Items from a data source
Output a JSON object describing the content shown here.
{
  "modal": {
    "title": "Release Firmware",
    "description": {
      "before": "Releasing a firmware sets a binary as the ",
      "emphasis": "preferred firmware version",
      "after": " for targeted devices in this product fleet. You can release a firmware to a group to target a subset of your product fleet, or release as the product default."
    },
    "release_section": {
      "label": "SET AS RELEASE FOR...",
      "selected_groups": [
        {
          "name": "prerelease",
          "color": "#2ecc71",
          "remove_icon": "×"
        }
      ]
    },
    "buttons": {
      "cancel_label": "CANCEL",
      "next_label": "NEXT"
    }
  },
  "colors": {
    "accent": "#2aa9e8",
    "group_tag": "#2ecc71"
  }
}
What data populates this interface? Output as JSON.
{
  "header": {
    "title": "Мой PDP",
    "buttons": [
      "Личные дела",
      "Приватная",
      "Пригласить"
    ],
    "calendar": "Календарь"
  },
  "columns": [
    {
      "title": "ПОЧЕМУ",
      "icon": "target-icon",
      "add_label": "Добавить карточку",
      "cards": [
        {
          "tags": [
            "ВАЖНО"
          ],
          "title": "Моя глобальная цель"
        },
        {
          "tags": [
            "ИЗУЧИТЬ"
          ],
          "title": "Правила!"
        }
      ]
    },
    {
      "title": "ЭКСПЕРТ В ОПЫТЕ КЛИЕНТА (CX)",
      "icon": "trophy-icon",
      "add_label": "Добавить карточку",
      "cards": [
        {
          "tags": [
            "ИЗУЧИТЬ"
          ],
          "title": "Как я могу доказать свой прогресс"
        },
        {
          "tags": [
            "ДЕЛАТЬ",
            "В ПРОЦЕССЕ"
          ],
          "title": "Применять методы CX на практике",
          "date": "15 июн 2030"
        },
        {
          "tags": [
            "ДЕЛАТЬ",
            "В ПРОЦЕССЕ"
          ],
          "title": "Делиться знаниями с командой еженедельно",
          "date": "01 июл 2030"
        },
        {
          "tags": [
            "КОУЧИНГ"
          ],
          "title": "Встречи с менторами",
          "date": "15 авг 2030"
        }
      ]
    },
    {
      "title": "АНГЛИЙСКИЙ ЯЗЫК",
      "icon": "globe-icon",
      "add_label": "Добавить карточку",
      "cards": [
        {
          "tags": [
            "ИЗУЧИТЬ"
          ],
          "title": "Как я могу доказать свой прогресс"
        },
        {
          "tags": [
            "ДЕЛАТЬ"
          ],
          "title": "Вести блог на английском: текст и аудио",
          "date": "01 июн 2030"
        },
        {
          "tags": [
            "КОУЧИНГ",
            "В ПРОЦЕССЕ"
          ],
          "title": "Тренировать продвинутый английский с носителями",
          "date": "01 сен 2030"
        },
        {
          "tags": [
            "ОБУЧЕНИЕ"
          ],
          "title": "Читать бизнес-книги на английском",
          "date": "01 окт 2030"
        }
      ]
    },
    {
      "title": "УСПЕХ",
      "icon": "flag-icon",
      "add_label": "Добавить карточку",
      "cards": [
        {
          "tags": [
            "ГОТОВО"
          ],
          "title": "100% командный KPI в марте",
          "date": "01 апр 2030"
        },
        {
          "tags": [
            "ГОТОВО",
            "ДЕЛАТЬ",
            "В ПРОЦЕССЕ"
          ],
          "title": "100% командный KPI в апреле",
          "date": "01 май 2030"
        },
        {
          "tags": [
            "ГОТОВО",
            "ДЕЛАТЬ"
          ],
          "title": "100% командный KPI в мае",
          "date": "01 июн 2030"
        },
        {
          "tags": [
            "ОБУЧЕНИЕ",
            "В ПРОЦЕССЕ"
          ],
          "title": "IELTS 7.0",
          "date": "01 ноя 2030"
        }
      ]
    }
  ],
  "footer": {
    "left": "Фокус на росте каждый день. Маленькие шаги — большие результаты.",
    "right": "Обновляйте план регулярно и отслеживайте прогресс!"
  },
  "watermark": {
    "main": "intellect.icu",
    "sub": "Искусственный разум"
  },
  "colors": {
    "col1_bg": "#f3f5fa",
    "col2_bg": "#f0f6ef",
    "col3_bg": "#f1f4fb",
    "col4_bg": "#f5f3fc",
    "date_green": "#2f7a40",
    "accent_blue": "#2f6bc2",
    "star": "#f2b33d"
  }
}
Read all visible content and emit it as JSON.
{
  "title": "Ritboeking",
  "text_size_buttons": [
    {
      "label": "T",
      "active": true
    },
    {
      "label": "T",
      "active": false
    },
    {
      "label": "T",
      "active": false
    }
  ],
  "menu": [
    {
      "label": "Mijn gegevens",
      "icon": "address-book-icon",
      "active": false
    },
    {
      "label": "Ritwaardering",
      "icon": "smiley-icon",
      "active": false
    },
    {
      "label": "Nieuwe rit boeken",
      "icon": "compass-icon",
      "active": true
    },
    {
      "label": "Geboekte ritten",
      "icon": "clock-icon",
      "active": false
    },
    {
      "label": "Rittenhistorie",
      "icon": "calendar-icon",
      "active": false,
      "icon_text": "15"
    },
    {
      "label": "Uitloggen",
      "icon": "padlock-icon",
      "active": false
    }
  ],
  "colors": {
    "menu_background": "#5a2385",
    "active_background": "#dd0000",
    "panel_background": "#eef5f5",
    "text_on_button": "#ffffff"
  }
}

REQUIREMENT: Recopy all the lines exactly as they appear.

RESPONSE TO THIS EXERCISE:
Output a JSON object describing the content shown here.
{
  "modal": {
    "title": "Release Firmware",
    "description": {
      "before": "Releasing a firmware sets a binary as the ",
      "emphasis": "preferred firmware version",
      "after": " for targeted devices in this product fleet. You can release a firmware to a group to target a subset of your product fleet, or release as the product default."
    },
    "release_section": {
      "label": "SET AS RELEASE FOR...",
      "selected_groups": [
        {
          "name": "prerelease",
          "color": "#2ecc71",
          "remove_icon": "×"
        }
      ]
    },
    "buttons": {
      "cancel_label": "CANCEL",
      "next_label": "NEXT"
    }
  },
  "colors": {
    "accent": "#2aa9e8",
    "group_tag": "#2ecc71"
  }
}
What data populates this interface? Output as JSON.
{
  "header": {
    "title": "Мой PDP",
    "buttons": [
      "Личные дела",
      "Приватная",
      "Пригласить"
    ],
    "calendar": "Календарь"
  },
  "columns": [
    {
      "title": "ПОЧЕМУ",
      "icon": "target-icon",
      "add_label": "Добавить карточку",
      "cards": [
        {
          "tags": [
            "ВАЖНО"
          ],
          "title": "Моя глобальная цель"
        },
        {
          "tags": [
            "ИЗУЧИТЬ"
          ],
          "title": "Правила!"
        }
      ]
    },
    {
      "title": "ЭКСПЕРТ В ОПЫТЕ КЛИЕНТА (CX)",
      "icon": "trophy-icon",
      "add_label": "Добавить карточку",
      "cards": [
        {
          "tags": [
            "ИЗУЧИТЬ"
          ],
          "title": "Как я могу доказать свой прогресс"
        },
        {
          "tags": [
            "ДЕЛАТЬ",
            "В ПРОЦЕССЕ"
          ],
          "title": "Применять методы CX на практике",
          "date": "15 июн 2030"
        },
        {
          "tags": [
            "ДЕЛАТЬ",
            "В ПРОЦЕССЕ"
          ],
          "title": "Делиться знаниями с командой еженедельно",
          "date": "01 июл 2030"
        },
        {
          "tags": [
            "КОУЧИНГ"
          ],
          "title": "Встречи с менторами",
          "date": "15 авг 2030"
        }
      ]
    },
    {
      "title": "АНГЛИЙСКИЙ ЯЗЫК",
      "icon": "globe-icon",
      "add_label": "Добавить карточку",
      "cards": [
        {
          "tags": [
            "ИЗУЧИТЬ"
          ],
          "title": "Как я могу доказать свой прогресс"
        },
        {
          "tags": [
            "ДЕЛАТЬ"
          ],
          "title": "Вести блог на английском: текст и аудио",
          "date": "01 июн 2030"
        },
        {
          "tags": [
            "КОУЧИНГ",
            "В ПРОЦЕССЕ"
          ],
          "title": "Тренировать продвинутый английский с носителями",
          "date": "01 сен 2030"
        },
        {
          "tags": [
            "ОБУЧЕНИЕ"
          ],
          "title": "Читать бизнес-книги на английском",
          "date": "01 окт 2030"
        }
      ]
    },
    {
      "title": "УСПЕХ",
      "icon": "flag-icon",
      "add_label": "Добавить карточку",
      "cards": [
        {
          "tags": [
            "ГОТОВО"
          ],
          "title": "100% командный KPI в марте",
          "date": "01 апр 2030"
        },
        {
          "tags": [
            "ГОТОВО",
            "ДЕЛАТЬ",
            "В ПРОЦЕССЕ"
          ],
          "title": "100% командный KPI в апреле",
          "date": "01 май 2030"
        },
        {
          "tags": [
            "ГОТОВО",
            "ДЕЛАТЬ"
          ],
          "title": "100% командный KPI в мае",
          "date": "01 июн 2030"
        },
        {
          "tags": [
            "ОБУЧЕНИЕ",
            "В ПРОЦЕССЕ"
          ],
          "title": "IELTS 7.0",
          "date": "01 ноя 2030"
        }
      ]
    }
  ],
  "footer": {
    "left": "Фокус на росте каждый день. Маленькие шаги — большие результаты.",
    "right": "Обновляйте план регулярно и отслеживайте прогресс!"
  },
  "watermark": {
    "main": "intellect.icu",
    "sub": "Искусственный разум"
  },
  "colors": {
    "col1_bg": "#f3f5fa",
    "col2_bg": "#f0f6ef",
    "col3_bg": "#f1f4fb",
    "col4_bg": "#f5f3fc",
    "date_green": "#2f7a40",
    "accent_blue": "#2f6bc2",
    "star": "#f2b33d"
  }
}
Read all visible content and emit it as JSON.
{
  "title": "Ritboeking",
  "text_size_buttons": [
    {
      "label": "T",
      "active": true
    },
    {
      "label": "T",
      "active": false
    },
    {
      "label": "T",
      "active": false
    }
  ],
  "menu": [
    {
      "label": "Mijn gegevens",
      "icon": "address-book-icon",
      "active": false
    },
    {
      "label": "Ritwaardering",
      "icon": "smiley-icon",
      "active": false
    },
    {
      "label": "Nieuwe rit boeken",
      "icon": "compass-icon",
      "active": true
    },
    {
      "label": "Geboekte ritten",
      "icon": "clock-icon",
      "active": false
    },
    {
      "label": "Rittenhistorie",
      "icon": "calendar-icon",
      "active": false,
      "icon_text": "15"
    },
    {
      "label": "Uitloggen",
      "icon": "padlock-icon",
      "active": false
    }
  ],
  "colors": {
    "menu_background": "#5a2385",
    "active_background": "#dd0000",
    "panel_background": "#eef5f5",
    "text_on_button": "#ffffff"
  }
}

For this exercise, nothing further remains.